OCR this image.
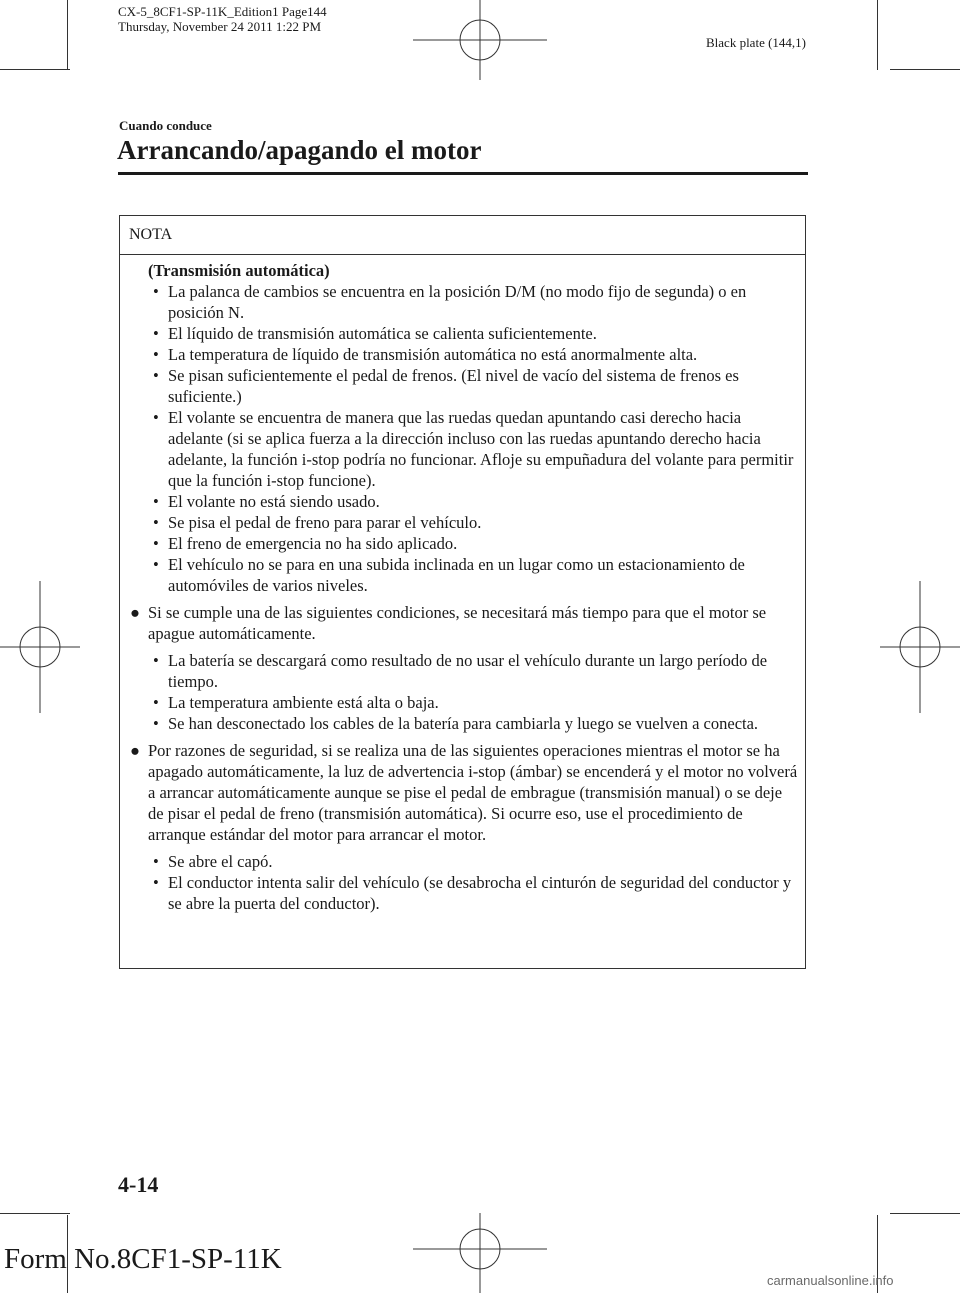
CX-5_8CF1-SP-11K_Edition1 Page144
Thursday, November 24 2011 1:22 PM
Black plate (144,1)
Cuando conduce
Arrancando/apagando el motor
NOTA
(Transmisión automática)
• La palanca de cambios se encuentra en la posición D/M (no modo fijo de segunda) o en posición N.
• El líquido de transmisión automática se calienta suficientemente.
• La temperatura de líquido de transmisión automática no está anormalmente alta.
• Se pisan suficientemente el pedal de frenos. (El nivel de vacío del sistema de frenos es suficiente.)
• El volante se encuentra de manera que las ruedas quedan apuntando casi derecho hacia adelante (si se aplica fuerza a la dirección incluso con las ruedas apuntando derecho hacia adelante, la función i-stop podría no funcionar. Afloje su empuñadura del volante para permitir que la función i-stop funcione).
• El volante no está siendo usado.
• Se pisa el pedal de freno para parar el vehículo.
• El freno de emergencia no ha sido aplicado.
• El vehículo no se para en una subida inclinada en un lugar como un estacionamiento de automóviles de varios niveles.
● Si se cumple una de las siguientes condiciones, se necesitará más tiempo para que el motor se apague automáticamente.
• La batería se descargará como resultado de no usar el vehículo durante un largo período de tiempo.
• La temperatura ambiente está alta o baja.
• Se han desconectado los cables de la batería para cambiarla y luego se vuelven a conecta.
● Por razones de seguridad, si se realiza una de las siguientes operaciones mientras el motor se ha apagado automáticamente, la luz de advertencia i-stop (ámbar) se encenderá y el motor no volverá a arrancar automáticamente aunque se pise el pedal de embrague (transmisión manual) o se deje de pisar el pedal de freno (transmisión automática). Si ocurre eso, use el procedimiento de arranque estándar del motor para arrancar el motor.
• Se abre el capó.
• El conductor intenta salir del vehículo (se desabrocha el cinturón de seguridad del conductor y se abre la puerta del conductor).
4-14
Form No.8CF1-SP-11K
carmanualsonline.info
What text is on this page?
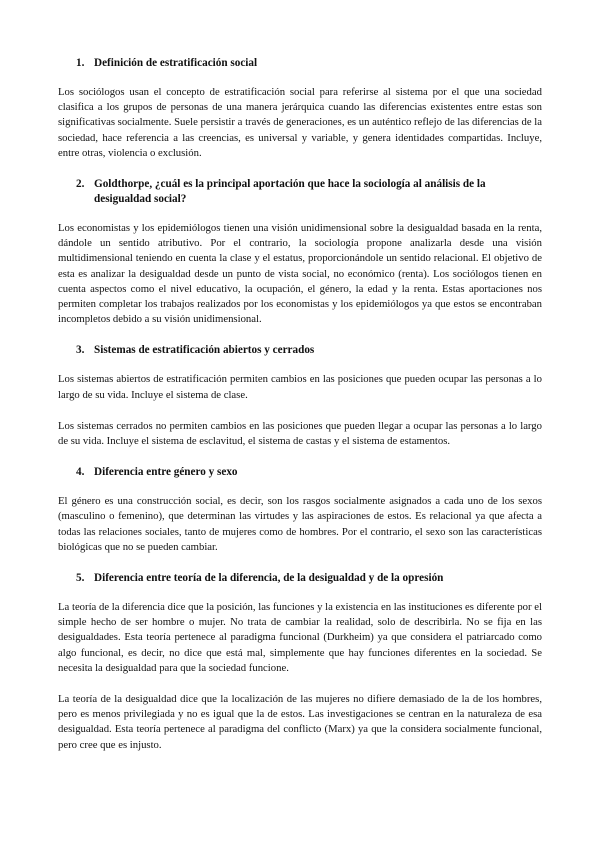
1. Definición de estratificación social

Los sociólogos usan el concepto de estratificación social para referirse al sistema por el que una sociedad clasifica a los grupos de personas de una manera jerárquica cuando las diferencias existentes entre estas son significativas socialmente. Suele persistir a través de generaciones, es un auténtico reflejo de las diferencias de la sociedad, hace referencia a las creencias, es universal y variable, y genera identidades compartidas. Incluye, entre otras, violencia o exclusión.

2. Goldthorpe, ¿cuál es la principal aportación que hace la sociología al análisis de la desigualdad social?

Los economistas y los epidemiólogos tienen una visión unidimensional sobre la desigualdad basada en la renta, dándole un sentido atributivo. Por el contrario, la sociología propone analizarla desde una visión multidimensional teniendo en cuenta la clase y el estatus, proporcionándole un sentido relacional. El objetivo de esta es analizar la desigualdad desde un punto de vista social, no económico (renta). Los sociólogos tienen en cuenta aspectos como el nivel educativo, la ocupación, el género, la edad y la renta. Estas aportaciones nos permiten completar los trabajos realizados por los economistas y los epidemiólogos ya que estos se encontraban incompletos debido a su visión unidimensional.

3. Sistemas de estratificación abiertos y cerrados

Los sistemas abiertos de estratificación permiten cambios en las posiciones que pueden ocupar las personas a lo largo de su vida. Incluye el sistema de clase.

Los sistemas cerrados no permiten cambios en las posiciones que pueden llegar a ocupar las personas a lo largo de su vida. Incluye el sistema de esclavitud, el sistema de castas y el sistema de estamentos.

4. Diferencia entre género y sexo

El género es una construcción social, es decir, son los rasgos socialmente asignados a cada uno de los sexos (masculino o femenino), que determinan las virtudes y las aspiraciones de estos. Es relacional ya que afecta a todas las relaciones sociales, tanto de mujeres como de hombres. Por el contrario, el sexo son las características biológicas que no se pueden cambiar.

5. Diferencia entre teoría de la diferencia, de la desigualdad y de la opresión

La teoría de la diferencia dice que la posición, las funciones y la existencia en las instituciones es diferente por el simple hecho de ser hombre o mujer. No trata de cambiar la realidad, solo de describirla. No se fija en las desigualdades. Esta teoría pertenece al paradigma funcional (Durkheim) ya que considera el patriarcado como algo funcional, es decir, no dice que está mal, simplemente que hay funciones diferentes en la sociedad. Se necesita la desigualdad para que la sociedad funcione.

La teoría de la desigualdad dice que la localización de las mujeres no difiere demasiado de la de los hombres, pero es menos privilegiada y no es igual que la de estos. Las investigaciones se centran en la naturaleza de esa desigualdad. Esta teoría pertenece al paradigma del conflicto (Marx) ya que la considera socialmente funcional, pero cree que es injusto.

________________

* **Task to complete**: Look for the word "batería" and return every line where it occurs.

* **Result for this exercise**:
• La batería se descargará como resultado de no usar el vehículo durante un largo período de tiempo.
• Se han desconectado los cables de la batería para cambiarla y luego se vuelven a conecta.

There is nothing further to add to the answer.